» **SHORT PROBLEM A**:
Copy the rows word for word, from their first line up to and including the line with "x-tick-label: 2020年3月 — [177, 879, 245, 947]".

» **READING TEXT**:
start

Socialist primaries: Lessons in the art of seduction

Should the left in France be hard, or just solid?

According to presidential hopeful and Socialist Party chief Martine Aubry, the left needs to stiffen up to battle back from five years of President Nicolas Sarkozy’s right-wing tenure. It’s no time for Hollande’s “limp” left.

No, former party chief and rival candidate François Hollande, retorted, France needs to rediscover stability after the 2012 presidential election. A “solid” left will do.

The last debate between the two remaining candidates in the Socialist presidential primaries was watched by a whopping 6 million viewers on Wednesday night. Many of them were left wondering why all the sexual innuendo. Would Socialist MP Arnaud Montebourg – who finished a surprise third in the first round of the primaries – suddenly show up and call for a menage a trois in Sunday’s poll?

Innuendo was definitely at work in Wednesday’s hard vs. solid debate, but alas, it was the political kind. Sunday’s Socialist poll could produce a nail-biting finish, and the careful joust of words between Aubry and Hollande speaks volumes about the candidates and their rivaling strategies.

Fishing left of the Left

Aubry has consistently trailed Hollande in opinion polls; that gap was confirmed when she came in second in the first round of the primaries. But the vote also held an unexpected twist: Montebourg, the Socialist considered farthest to the left ideologically, came in third with an impressive 17% of votes.

end

» **SHORT PROBLEM B**:
Write the next part of the article on the French Socialist primaries, starting after its last sentence.

» **ENTRIES PROVIDED**:

start

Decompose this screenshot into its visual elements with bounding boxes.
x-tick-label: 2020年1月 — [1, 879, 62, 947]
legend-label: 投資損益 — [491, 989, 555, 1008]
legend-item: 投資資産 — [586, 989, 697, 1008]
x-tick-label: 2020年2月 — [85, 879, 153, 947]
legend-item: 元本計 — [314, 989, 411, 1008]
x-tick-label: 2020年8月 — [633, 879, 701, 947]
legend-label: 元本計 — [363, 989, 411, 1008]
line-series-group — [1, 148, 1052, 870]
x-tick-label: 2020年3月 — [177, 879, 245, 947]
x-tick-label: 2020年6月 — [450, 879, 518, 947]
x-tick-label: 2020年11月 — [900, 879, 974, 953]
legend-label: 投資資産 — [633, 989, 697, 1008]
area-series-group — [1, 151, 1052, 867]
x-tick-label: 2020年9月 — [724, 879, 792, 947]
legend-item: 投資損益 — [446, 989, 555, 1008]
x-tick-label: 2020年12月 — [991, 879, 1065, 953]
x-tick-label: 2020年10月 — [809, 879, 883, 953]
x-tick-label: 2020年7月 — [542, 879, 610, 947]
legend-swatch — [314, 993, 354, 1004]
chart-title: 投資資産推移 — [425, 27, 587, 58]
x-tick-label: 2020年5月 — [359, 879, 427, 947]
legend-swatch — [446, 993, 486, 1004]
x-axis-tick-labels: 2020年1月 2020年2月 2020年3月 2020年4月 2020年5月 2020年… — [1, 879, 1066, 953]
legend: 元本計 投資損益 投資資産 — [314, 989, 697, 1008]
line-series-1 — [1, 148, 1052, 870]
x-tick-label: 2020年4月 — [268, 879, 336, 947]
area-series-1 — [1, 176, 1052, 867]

end

» **EXERCISE RESULT A**:
Decompose this screenshot into its visual elements with bounding boxes.
x-tick-label: 2020年1月 — [1, 879, 62, 947]
legend-label: 投資損益 — [491, 989, 555, 1008]
legend-item: 投資資産 — [586, 989, 697, 1008]
x-tick-label: 2020年2月 — [85, 879, 153, 947]
legend-item: 元本計 — [314, 989, 411, 1008]
x-tick-label: 2020年8月 — [633, 879, 701, 947]
legend-label: 元本計 — [363, 989, 411, 1008]
line-series-group — [1, 148, 1052, 870]
x-tick-label: 2020年3月 — [177, 879, 245, 947]

» **EXERCISE RESULT B**:
Aubry therefore has but one way (short of stuffing ballot boxes) of pulling off a come-from-behind victory in the runoff: she needs to convince those Montebourg lefties, even if Montebourg himself said he is voting for Hollande, that she is the candidate that most closely resembles him.

Besides calling for a “strong” left, Aubry said during the debate that Montebourg’s political program was “90% the same” as hers. She also called for a big group hug between all those who consider themselves leftists and Greens.

The big dance

Hollande is singing a very different tune. Where Aubry is focusing on charming voters by flaunting her leftist values and experience, Hollande is trying to convince them he has the best chance of beating Sarkozy in the long run. Opinion polls back this argument – Hollande consistently fares better than Aubry when pit against Sarkozy in surveys.

Since he started campaigning Hollande has favored molding the right image over the right political platform. The self-styled “normal” man of French politics says he wants to reinvest the French presidency with the solemnity and sagesse he says Sarkozy has spoiled with his hip-shooting brashness.

His inclination for a “solid” left is in fact a wink to centrists and independents, but it is also a call to leftists to delay gratification – to look beyond the party’s primary and doll up for the big dance in 2012.

So while Aubry and Hollande are not exactly sexing up the stage, they are certainly on a mission to seduce the electorate. Sunday’s primary poll should let us know what kind of sweet talk rubs the French left the right way.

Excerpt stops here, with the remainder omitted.